──────── INPUT
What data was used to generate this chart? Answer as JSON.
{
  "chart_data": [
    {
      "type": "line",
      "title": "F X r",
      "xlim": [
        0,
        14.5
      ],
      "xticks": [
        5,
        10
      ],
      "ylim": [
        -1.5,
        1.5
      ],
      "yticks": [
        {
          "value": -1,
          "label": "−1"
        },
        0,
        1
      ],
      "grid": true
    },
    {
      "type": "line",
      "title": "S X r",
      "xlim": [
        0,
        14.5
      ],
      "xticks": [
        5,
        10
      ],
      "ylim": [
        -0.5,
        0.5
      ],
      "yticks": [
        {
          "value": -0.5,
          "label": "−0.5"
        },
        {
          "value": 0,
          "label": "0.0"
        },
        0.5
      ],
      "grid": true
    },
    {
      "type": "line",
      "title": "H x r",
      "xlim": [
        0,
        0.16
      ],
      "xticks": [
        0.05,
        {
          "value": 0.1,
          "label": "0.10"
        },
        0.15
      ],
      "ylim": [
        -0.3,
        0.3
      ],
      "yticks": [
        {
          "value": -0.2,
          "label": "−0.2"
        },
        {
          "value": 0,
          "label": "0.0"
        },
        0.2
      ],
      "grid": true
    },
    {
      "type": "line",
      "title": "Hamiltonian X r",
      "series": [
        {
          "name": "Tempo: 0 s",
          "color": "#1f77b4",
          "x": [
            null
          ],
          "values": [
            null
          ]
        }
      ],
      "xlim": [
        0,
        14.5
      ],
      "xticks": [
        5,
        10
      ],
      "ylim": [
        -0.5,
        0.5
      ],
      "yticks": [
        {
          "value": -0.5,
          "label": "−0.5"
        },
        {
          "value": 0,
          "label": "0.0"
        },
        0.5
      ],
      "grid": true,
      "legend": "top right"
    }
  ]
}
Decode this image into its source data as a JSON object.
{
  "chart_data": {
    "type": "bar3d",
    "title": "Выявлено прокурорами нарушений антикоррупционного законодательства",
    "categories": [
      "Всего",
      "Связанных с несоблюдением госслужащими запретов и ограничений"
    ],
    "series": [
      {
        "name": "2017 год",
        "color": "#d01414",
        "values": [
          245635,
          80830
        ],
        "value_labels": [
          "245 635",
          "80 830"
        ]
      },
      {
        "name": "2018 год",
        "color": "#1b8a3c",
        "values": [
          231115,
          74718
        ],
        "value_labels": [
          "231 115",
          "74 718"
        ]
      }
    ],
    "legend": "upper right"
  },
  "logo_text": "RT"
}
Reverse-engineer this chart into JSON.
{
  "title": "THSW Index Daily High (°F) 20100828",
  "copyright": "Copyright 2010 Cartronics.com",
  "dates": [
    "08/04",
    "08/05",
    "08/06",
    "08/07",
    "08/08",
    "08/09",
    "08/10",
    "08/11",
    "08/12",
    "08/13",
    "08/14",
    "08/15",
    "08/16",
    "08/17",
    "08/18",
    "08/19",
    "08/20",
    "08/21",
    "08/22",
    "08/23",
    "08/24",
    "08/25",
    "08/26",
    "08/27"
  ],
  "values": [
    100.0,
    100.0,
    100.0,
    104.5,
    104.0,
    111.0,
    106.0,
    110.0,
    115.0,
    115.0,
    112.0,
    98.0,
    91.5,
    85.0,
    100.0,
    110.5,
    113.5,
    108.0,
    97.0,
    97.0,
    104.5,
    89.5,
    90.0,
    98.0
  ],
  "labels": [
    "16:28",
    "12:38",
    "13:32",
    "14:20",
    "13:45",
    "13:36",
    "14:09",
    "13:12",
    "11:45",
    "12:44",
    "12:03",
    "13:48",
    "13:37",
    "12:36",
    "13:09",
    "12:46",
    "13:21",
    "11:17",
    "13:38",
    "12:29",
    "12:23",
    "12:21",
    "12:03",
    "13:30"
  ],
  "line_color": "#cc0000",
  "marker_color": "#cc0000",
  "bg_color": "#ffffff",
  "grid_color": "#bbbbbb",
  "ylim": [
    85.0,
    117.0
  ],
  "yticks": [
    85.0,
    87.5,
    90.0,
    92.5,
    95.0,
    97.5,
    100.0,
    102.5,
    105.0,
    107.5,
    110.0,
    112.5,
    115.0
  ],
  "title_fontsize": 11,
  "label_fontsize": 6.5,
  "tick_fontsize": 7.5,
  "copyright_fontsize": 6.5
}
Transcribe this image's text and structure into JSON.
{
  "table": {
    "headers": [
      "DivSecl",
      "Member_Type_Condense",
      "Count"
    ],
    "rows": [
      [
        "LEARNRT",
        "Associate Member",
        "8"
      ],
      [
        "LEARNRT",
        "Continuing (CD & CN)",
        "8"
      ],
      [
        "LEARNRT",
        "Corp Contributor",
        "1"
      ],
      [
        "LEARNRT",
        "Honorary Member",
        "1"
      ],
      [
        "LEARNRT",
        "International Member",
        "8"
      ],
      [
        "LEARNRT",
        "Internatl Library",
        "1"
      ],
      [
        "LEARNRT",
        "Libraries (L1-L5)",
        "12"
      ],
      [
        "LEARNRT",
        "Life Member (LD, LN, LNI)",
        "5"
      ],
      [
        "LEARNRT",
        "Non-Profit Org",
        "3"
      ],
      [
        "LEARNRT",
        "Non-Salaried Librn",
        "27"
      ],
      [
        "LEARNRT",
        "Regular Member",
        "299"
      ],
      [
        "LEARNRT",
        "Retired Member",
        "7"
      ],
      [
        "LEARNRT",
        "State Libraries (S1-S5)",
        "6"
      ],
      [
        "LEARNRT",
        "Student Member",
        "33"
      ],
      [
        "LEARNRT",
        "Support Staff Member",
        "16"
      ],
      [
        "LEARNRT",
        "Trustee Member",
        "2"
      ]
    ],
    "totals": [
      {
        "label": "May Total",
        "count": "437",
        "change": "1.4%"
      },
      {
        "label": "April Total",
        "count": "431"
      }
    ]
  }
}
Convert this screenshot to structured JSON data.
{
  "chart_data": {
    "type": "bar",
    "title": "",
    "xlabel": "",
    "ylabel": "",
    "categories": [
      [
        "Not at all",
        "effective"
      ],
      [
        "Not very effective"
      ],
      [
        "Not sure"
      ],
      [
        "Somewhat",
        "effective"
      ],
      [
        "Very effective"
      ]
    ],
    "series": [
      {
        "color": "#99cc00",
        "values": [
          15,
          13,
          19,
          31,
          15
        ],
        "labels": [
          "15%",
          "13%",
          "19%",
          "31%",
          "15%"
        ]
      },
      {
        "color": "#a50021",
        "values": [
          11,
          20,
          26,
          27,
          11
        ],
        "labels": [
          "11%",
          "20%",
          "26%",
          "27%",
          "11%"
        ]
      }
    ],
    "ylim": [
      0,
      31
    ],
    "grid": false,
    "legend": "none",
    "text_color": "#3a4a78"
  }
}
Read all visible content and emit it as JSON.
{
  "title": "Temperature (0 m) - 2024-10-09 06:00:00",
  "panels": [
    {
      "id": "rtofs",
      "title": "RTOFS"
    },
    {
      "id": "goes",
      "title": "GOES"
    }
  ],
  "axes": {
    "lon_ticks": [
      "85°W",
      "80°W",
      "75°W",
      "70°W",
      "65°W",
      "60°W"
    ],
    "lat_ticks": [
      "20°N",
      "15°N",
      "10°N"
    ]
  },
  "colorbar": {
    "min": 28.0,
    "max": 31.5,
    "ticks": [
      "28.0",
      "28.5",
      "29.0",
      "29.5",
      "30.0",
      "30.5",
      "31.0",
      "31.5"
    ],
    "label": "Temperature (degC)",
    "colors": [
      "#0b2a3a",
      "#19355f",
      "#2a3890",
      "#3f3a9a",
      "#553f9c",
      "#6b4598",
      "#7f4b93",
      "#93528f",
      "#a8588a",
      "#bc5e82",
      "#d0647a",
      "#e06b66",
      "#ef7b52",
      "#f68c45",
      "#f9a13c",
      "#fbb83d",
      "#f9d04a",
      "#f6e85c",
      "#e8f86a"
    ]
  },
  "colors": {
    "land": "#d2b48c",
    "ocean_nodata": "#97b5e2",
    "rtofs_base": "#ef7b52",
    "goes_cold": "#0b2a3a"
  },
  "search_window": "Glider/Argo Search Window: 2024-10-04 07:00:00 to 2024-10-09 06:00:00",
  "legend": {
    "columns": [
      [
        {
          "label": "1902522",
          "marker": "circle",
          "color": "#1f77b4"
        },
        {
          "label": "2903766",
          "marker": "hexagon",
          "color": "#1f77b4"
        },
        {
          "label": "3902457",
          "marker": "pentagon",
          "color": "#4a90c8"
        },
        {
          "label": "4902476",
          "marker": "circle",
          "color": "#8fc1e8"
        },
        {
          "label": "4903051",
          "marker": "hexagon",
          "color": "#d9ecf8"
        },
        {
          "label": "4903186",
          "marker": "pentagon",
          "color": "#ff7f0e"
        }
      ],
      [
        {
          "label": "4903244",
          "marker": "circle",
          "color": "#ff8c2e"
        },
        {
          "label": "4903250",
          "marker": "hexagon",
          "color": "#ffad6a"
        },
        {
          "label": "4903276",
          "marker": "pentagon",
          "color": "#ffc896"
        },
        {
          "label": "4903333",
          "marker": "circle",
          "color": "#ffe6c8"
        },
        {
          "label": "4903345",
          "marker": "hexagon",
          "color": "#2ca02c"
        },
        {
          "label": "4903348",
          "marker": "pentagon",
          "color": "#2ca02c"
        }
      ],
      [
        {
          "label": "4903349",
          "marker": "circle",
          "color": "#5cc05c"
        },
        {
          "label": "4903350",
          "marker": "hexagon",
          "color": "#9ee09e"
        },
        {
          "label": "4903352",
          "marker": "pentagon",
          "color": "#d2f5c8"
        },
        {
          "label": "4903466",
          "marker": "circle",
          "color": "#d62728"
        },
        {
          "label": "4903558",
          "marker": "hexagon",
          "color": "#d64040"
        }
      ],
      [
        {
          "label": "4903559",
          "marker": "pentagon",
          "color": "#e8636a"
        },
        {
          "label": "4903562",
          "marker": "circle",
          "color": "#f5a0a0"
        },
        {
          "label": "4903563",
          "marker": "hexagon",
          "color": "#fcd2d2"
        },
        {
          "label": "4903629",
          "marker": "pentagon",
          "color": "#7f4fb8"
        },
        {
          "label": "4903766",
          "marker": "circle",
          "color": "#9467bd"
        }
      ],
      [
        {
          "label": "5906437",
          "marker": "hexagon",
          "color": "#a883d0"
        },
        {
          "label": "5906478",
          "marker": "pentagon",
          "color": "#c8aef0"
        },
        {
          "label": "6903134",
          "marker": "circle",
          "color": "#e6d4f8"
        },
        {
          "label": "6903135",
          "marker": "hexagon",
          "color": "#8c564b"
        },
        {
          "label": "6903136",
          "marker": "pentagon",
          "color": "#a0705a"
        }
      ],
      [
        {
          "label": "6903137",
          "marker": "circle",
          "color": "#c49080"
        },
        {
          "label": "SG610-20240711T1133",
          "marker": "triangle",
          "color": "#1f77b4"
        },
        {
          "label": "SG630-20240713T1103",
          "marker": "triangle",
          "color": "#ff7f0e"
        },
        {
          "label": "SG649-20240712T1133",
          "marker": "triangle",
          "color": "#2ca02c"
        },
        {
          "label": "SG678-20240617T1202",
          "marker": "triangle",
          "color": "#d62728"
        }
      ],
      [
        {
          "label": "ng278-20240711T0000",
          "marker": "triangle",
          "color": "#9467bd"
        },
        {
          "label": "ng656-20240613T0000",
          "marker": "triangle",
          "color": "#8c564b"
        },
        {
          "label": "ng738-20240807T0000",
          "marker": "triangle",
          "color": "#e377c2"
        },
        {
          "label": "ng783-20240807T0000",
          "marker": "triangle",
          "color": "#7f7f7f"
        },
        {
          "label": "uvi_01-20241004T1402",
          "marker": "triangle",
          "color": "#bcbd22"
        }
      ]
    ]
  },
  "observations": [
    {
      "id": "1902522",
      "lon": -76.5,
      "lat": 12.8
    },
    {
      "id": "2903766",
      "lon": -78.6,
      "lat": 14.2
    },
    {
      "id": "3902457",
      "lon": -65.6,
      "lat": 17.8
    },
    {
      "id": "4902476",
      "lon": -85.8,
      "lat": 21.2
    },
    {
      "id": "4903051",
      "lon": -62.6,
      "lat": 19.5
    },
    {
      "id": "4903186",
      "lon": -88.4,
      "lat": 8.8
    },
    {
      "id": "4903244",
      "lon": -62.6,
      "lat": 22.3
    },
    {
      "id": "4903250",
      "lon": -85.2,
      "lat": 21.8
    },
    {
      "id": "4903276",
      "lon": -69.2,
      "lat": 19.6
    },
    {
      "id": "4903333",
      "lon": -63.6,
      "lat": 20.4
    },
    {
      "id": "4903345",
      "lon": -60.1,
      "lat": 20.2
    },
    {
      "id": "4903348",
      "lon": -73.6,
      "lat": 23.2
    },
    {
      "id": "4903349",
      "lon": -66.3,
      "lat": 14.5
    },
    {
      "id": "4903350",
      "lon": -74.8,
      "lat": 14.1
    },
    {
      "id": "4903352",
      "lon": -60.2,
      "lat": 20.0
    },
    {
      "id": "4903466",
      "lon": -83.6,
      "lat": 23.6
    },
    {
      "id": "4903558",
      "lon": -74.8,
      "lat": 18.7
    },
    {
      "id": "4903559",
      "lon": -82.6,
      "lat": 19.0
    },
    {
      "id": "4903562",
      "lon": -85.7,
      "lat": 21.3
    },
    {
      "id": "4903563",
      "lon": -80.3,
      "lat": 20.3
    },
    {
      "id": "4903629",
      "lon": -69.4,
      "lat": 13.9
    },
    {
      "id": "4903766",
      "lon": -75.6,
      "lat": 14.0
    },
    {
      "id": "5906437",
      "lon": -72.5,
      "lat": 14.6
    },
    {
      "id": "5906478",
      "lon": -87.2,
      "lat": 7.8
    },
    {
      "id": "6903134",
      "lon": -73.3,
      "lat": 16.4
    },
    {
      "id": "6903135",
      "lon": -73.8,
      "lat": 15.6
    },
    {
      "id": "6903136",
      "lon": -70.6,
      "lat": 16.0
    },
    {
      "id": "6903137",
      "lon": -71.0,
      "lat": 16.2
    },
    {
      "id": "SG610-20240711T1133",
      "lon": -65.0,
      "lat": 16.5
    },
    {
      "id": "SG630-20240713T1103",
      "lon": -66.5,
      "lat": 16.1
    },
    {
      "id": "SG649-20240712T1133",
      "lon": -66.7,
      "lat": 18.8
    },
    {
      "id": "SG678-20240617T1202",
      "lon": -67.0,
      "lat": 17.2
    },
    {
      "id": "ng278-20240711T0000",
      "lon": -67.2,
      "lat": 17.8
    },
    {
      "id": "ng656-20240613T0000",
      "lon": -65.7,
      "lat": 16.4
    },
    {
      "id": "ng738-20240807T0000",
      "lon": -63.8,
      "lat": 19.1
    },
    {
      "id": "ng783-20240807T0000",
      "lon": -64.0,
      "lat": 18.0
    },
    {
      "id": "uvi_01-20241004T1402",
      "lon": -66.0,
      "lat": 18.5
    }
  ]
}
────────────────
EXERCISE INSTRUCTIONS: Identify each line of the material where the word "into" shows up, and copy it.

THE SOLUTION:
Decode this image into its source data as a JSON object.
Reverse-engineer this chart into JSON.
Transcribe this image's text and structure into JSON.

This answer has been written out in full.